What you need to do
Exactly reproduce each line of the listing that follows.

The data
╔══

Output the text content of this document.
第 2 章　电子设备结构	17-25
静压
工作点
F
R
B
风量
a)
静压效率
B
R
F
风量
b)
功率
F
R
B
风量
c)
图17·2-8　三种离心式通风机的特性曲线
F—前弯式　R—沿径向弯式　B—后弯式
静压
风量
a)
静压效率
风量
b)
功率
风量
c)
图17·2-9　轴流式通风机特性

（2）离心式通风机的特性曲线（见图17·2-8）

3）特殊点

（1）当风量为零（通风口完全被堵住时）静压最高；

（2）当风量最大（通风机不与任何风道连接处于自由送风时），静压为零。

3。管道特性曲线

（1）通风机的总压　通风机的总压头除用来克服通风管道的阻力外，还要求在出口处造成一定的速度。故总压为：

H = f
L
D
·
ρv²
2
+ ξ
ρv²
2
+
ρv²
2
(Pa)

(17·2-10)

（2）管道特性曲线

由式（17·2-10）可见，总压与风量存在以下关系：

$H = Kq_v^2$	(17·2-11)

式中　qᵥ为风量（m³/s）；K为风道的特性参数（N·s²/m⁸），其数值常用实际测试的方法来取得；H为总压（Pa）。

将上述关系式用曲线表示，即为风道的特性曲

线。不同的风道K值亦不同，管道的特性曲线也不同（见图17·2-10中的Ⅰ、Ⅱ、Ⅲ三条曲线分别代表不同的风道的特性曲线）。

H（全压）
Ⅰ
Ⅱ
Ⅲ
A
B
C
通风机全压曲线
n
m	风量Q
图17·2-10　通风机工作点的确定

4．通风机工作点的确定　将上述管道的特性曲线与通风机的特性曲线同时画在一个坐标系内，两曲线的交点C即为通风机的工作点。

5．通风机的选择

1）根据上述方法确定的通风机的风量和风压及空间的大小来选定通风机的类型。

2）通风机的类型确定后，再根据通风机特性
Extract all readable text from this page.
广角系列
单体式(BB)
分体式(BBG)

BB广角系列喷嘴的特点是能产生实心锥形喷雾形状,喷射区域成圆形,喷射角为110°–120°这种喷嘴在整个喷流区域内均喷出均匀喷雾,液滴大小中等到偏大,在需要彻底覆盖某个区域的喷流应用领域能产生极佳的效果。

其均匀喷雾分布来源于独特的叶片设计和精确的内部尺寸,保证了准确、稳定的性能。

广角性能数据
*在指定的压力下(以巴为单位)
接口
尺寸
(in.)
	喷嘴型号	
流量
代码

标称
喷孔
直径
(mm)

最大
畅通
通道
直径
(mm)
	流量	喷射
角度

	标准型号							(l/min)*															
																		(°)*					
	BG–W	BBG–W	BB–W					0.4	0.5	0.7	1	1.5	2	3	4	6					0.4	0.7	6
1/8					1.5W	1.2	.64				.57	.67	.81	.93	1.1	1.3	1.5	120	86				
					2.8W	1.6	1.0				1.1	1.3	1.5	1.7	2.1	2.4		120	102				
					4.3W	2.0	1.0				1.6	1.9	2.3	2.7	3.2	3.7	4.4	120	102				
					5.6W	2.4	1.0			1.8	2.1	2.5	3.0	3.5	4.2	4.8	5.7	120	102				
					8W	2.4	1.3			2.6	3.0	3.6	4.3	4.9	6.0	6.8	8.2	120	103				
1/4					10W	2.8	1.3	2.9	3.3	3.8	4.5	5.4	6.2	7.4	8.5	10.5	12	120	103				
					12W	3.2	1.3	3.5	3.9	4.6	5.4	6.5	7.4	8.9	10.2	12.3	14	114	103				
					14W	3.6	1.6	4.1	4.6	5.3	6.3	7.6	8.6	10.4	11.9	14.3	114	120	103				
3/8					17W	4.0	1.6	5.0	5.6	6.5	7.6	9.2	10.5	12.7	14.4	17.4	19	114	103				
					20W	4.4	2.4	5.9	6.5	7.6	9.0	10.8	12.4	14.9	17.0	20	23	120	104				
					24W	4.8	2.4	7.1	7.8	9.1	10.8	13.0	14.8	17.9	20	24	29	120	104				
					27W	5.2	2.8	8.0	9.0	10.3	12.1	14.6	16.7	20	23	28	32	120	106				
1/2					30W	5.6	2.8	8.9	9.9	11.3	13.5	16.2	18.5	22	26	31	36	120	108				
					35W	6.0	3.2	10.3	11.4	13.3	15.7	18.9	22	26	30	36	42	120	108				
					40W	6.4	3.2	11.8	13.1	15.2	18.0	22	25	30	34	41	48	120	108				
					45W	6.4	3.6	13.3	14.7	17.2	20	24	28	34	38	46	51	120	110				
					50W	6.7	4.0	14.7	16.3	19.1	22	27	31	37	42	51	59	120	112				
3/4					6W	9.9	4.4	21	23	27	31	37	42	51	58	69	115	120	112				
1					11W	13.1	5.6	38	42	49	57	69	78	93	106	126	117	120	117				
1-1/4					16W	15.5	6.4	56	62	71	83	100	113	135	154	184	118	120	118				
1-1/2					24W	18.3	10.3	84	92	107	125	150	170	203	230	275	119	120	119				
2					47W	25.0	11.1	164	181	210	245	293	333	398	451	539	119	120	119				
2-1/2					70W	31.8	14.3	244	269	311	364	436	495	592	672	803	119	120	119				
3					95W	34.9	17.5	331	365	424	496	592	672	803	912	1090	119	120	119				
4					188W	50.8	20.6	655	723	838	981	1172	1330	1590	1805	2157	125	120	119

╚══

Final result
Output the text content of this document.
第 2 章　电子设备结构	17-25
静压
工作点
F
R
B
风量
a)
静压效率
B
R
F
风量
b)
功率
F
R
B
风量
c)
图17·2-8　三种离心式通风机的特性曲线
F—前弯式　R—沿径向弯式　B—后弯式
静压
风量
a)
静压效率
风量
b)
功率
风量
c)
图17·2-9　轴流式通风机特性

（2）离心式通风机的特性曲线（见图17·2-8）

3）特殊点

（1）当风量为零（通风口完全被堵住时）静压最高；

（2）当风量最大（通风机不与任何风道连接处于自由送风时），静压为零。

3。管道特性曲线

（1）通风机的总压　通风机的总压头除用来克服通风管道的阻力外，还要求在出口处造成一定的速度。故总压为：

H = f
L
D
·
ρv²
2
+ ξ
ρv²
2
+
ρv²
2
(Pa)

(17·2-10)

（2）管道特性曲线

由式（17·2-10）可见，总压与风量存在以下关系：

$H = Kq_v^2$	(17·2-11)

式中　qᵥ为风量（m³/s）；K为风道的特性参数（N·s²/m⁸），其数值常用实际测试的方法来取得；H为总压（Pa）。

将上述关系式用曲线表示，即为风道的特性曲

线。不同的风道K值亦不同，管道的特性曲线也不同（见图17·2-10中的Ⅰ、Ⅱ、Ⅲ三条曲线分别代表不同的风道的特性曲线）。

H（全压）
Ⅰ
Ⅱ
Ⅲ
A
B
C
通风机全压曲线
n
m	风量Q
图17·2-10　通风机工作点的确定

4．通风机工作点的确定　将上述管道的特性曲线与通风机的特性曲线同时画在一个坐标系内，两曲线的交点C即为通风机的工作点。

5．通风机的选择

1）根据上述方法确定的通风机的风量和风压及空间的大小来选定通风机的类型。

2）通风机的类型确定后，再根据通风机特性
Extract all readable text from this page.
广角系列
单体式(BB)
分体式(BBG)

BB广角系列喷嘴的特点是能产生实心锥形喷雾形状,喷射区域成圆形,喷射角为110°–120°这种喷嘴在整个喷流区域内均喷出均匀喷雾,液滴大小中等到偏大,在需要彻底覆盖某个区域的喷流应用领域能产生极佳的效果。

其均匀喷雾分布来源于独特的叶片设计和精确的内部尺寸,保证了准确、稳定的性能。

广角性能数据
*在指定的压力下(以巴为单位)
接口
尺寸
(in.)
	喷嘴型号	
流量
代码

标称
喷孔
直径
(mm)

最大
畅通
通道
直径
(mm)
	流量	喷射
角度

	标准型号							(l/min)*															
																		(°)*					
	BG–W	BBG–W	BB–W					0.4	0.5	0.7	1	1.5	2	3	4	6					0.4	0.7	6
1/8					1.5W	1.2	.64				.57	.67	.81	.93	1.1	1.3	1.5	120	86				
					2.8W	1.6	1.0				1.1	1.3	1.5	1.7	2.1	2.4		120	102				
					4.3W	2.0	1.0				1.6	1.9	2.3	2.7	3.2	3.7	4.4	120	102				
					5.6W	2.4	1.0			1.8	2.1	2.5	3.0	3.5	4.2	4.8	5.7	120	102				
					8W	2.4	1.3			2.6	3.0	3.6	4.3	4.9	6.0	6.8	8.2	120	103				
1/4					10W	2.8	1.3	2.9	3.3	3.8	4.5	5.4	6.2	7.4	8.5	10.5	12	120	103				
					12W	3.2	1.3	3.5	3.9	4.6	5.4	6.5	7.4	8.9	10.2	12.3	14	114	103				
					14W	3.6	1.6	4.1	4.6	5.3	6.3	7.6	8.6	10.4	11.9	14.3	114	120	103				
3/8					17W	4.0	1.6	5.0	5.6	6.5	7.6	9.2	10.5	12.7	14.4	17.4	19	114	103				
					20W	4.4	2.4	5.9	6.5	7.6	9.0	10.8	12.4	14.9	17.0	20	23	120	104				
					24W	4.8	2.4	7.1	7.8	9.1	10.8	13.0	14.8	17.9	20	24	29	120	104				
					27W	5.2	2.8	8.0	9.0	10.3	12.1	14.6	16.7	20	23	28	32	120	106				
1/2					30W	5.6	2.8	8.9	9.9	11.3	13.5	16.2	18.5	22	26	31	36	120	108				
					35W	6.0	3.2	10.3	11.4	13.3	15.7	18.9	22	26	30	36	42	120	108				
					40W	6.4	3.2	11.8	13.1	15.2	18.0	22	25	30	34	41	48	120	108				
					45W	6.4	3.6	13.3	14.7	17.2	20	24	28	34	38	46	51	120	110				
					50W	6.7	4.0	14.7	16.3	19.1	22	27	31	37	42	51	59	120	112				
3/4					6W	9.9	4.4	21	23	27	31	37	42	51	58	69	115	120	112				
1					11W	13.1	5.6	38	42	49	57	69	78	93	106	126	117	120	117				
1-1/4					16W	15.5	6.4	56	62	71	83	100	113	135	154	184	118	120	118				
1-1/2					24W	18.3	10.3	84	92	107	125	150	170	203	230	275	119	120	119				
2					47W	25.0	11.1	164	181	210	245	293	333	398	451	539	119	120	119				
2-1/2					70W	31.8	14.3	244	269	311	364	436	495	592	672	803	119	120	119				
3					95W	34.9	17.5	331	365	424	496	592	672	803	912	1090	119	120	119				
4					188W	50.8	20.6	655	723	838	981	1172	1330	1590	1805	2157	125	120	119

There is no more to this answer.